Extrait du texte:
________________________________________
Lorsque Calvin, épuisé par l’énergie dépensée et par une santé précaire, meurt à l’âge de 55 ans26, il a fait de Genève, la ville qu’on appellera la « Rome protestante ».
A la veille de la mort de Calvin, Théodore de Bèze recueille de ses lèvres ces quelques mots :

« J’ai eu beaucoup d’infirmités… mon intention était bonne et mes vices m’ont toujours déplu ; la racine de la crainte de Dieu a toujours été en mon cœur. Vous pouvez dire cela que l’affection a été bonne et je vous prie que le mal me soit pardonné, mais que s’il y a eu du bien, que vous vous y conformiez et l’ensuiviez. »
____
1 Se considérant comme profondément français, Calvin ne reçoit la citoyenneté genevoise que très peu de temps avant sa mort.
2 En particulier saint Augustin.
________________________________________
Éléments du jeu de données:
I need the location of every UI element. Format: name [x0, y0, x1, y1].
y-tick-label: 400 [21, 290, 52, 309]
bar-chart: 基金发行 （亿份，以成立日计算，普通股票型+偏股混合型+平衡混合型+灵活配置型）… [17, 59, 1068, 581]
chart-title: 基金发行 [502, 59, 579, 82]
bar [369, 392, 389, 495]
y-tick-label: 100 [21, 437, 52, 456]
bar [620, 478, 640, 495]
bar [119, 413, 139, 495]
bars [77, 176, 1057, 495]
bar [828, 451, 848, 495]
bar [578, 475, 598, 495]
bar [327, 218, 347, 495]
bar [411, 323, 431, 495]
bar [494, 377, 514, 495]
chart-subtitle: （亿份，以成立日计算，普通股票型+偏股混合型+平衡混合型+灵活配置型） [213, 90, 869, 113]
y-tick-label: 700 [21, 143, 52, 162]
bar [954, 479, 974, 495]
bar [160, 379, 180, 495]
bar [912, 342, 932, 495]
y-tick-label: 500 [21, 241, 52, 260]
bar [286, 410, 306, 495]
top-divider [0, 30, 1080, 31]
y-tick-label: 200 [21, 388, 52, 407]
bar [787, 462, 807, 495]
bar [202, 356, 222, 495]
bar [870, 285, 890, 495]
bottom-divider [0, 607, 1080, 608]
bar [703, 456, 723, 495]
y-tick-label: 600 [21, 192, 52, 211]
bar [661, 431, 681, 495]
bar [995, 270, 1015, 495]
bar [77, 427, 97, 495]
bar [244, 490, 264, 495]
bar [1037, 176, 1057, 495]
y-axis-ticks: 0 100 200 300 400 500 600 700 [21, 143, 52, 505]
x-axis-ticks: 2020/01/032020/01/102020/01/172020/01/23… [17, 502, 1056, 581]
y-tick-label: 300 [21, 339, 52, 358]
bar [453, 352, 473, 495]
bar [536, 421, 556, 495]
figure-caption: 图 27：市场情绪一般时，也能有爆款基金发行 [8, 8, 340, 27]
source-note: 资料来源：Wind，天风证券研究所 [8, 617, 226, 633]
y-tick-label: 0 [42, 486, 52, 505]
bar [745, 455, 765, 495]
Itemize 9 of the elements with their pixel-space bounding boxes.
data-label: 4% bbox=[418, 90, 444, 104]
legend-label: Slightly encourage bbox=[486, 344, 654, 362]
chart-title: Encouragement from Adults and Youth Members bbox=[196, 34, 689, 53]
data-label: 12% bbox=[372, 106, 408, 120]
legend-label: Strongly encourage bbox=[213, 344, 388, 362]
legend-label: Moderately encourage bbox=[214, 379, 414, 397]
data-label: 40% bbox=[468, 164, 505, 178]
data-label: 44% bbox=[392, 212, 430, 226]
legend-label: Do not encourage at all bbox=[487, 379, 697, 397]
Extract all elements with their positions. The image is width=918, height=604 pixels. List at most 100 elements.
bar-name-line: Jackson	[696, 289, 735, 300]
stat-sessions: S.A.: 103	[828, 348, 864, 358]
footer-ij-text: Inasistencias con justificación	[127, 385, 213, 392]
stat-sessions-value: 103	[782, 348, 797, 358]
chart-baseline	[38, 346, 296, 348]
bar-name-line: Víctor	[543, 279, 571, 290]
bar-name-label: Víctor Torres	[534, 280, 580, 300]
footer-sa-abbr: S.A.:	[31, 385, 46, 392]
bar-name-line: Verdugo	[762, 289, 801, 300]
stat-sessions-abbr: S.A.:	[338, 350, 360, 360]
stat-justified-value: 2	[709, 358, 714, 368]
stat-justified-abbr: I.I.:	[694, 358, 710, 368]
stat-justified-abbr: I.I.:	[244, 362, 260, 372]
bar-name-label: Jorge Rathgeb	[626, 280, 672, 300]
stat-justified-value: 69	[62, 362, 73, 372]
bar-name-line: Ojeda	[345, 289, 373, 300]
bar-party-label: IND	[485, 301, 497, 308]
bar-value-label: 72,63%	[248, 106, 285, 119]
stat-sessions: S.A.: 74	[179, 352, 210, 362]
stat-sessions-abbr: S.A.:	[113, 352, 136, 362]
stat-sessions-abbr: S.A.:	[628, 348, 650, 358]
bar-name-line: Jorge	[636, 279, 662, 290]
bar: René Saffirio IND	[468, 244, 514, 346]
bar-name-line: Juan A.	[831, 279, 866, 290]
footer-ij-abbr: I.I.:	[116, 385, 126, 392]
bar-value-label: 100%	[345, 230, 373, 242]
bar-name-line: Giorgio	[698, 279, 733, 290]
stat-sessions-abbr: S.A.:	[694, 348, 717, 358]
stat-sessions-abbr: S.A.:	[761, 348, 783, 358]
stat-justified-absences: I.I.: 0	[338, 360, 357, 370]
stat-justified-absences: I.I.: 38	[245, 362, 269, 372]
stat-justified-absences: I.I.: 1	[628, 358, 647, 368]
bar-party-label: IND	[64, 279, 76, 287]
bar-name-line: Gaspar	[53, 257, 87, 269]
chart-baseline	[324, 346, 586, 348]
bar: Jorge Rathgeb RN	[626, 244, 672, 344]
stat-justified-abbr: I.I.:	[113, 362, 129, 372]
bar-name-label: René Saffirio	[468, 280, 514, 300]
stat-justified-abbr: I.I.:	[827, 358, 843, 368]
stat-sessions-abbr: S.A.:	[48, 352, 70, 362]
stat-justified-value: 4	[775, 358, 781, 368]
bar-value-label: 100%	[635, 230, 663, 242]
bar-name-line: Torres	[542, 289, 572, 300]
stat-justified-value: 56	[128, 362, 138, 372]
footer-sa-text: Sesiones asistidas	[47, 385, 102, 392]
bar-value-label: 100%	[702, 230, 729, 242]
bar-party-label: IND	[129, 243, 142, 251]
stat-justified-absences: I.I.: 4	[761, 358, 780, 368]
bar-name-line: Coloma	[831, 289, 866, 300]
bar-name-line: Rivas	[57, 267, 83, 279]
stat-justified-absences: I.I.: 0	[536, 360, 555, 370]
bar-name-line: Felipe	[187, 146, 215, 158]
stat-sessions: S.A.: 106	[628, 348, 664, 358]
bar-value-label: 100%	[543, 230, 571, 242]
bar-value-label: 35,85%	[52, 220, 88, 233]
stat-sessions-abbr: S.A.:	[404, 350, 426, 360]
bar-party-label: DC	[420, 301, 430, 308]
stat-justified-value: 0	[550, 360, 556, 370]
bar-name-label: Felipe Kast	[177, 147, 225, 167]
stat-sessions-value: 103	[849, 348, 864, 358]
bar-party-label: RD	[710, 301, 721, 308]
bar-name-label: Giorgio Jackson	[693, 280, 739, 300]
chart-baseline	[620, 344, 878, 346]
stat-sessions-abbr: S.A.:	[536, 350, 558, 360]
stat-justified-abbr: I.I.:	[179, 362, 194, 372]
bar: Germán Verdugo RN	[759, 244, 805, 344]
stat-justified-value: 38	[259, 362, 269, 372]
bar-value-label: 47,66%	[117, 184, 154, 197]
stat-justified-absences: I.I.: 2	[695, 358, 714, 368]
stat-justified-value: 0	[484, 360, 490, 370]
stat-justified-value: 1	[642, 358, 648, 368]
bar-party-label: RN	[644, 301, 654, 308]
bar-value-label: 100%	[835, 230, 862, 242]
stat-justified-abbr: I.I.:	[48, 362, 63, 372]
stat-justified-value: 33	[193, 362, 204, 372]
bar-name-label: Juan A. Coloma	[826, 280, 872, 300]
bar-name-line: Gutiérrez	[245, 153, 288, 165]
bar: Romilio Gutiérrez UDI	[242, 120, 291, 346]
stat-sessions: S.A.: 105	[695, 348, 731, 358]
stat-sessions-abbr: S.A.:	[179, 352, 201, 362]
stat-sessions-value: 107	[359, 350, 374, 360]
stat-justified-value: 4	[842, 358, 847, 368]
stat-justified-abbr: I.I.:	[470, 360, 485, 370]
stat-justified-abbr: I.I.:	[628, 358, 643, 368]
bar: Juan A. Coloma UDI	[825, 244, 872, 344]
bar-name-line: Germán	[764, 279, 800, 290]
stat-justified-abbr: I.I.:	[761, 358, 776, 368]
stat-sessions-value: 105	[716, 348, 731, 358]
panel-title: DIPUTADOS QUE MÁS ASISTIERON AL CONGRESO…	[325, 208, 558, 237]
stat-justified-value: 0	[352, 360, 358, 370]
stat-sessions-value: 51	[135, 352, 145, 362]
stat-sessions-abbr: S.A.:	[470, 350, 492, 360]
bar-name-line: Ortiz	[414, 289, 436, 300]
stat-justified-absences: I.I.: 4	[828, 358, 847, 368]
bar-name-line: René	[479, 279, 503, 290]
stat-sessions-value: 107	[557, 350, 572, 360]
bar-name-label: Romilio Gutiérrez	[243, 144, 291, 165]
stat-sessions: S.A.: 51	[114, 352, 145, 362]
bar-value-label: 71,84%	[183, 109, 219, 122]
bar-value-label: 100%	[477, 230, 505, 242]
________________________________________
Consigne: Rédigez la suite du texte sur la mort de Calvin, en reprenant après sa dernière phrase.

Résultat de l'exercice:
3 L’excommunication de son père et le refus du clergé de l’enterrer religieusement ont sans doute dû jouer dans son attitude à l’égard de l’Église catholique. On sait aussi qu’à Paris, Calvin a rencontré des partisans de Luther.
4 Lorsque des pamphlets exprimant des idées protestantes et tournant en dérision la messe romaine sont « placardés » jusque dans le château d’Amboise où réside le roi François 1er celui-ci, craignant la division du pays et un schisme avec Rome, déclenche une répression systématique contre les protestants.
5 Bâle est en rupture avec Rome depuis l’année 1529.
6 Car il ne cessera de l’approfondir au fil des années. Six éditions successives compléteront la première version.
7 Qui, au début de son règne, était très ouvert aux idées de la Réforme.
8 Epître au Très chrétien roi de France.
9 Originaire de Gap, Guillaume Farel (1489-1565), après avoir adhéré, comme Lefebvre d’Etaples à l’Évangélisme, se convertit au protestantisme et se rend en Suisse romande pour l’amener à la Réforme.
10 Dès 1519, les thèses de Luther ont été affichées aux portes de la cathédrale de Strasbourg.
11 Martin Bucer (1491-1551) est un ancien dominicain qui, après être passé au luthéranisme, gagne Strasbourg où il sera le grand artisan de la Réforme. Esprit conciliant (de trop pour Luther et Calvin !) il tentera d'unifier les Églises réformées.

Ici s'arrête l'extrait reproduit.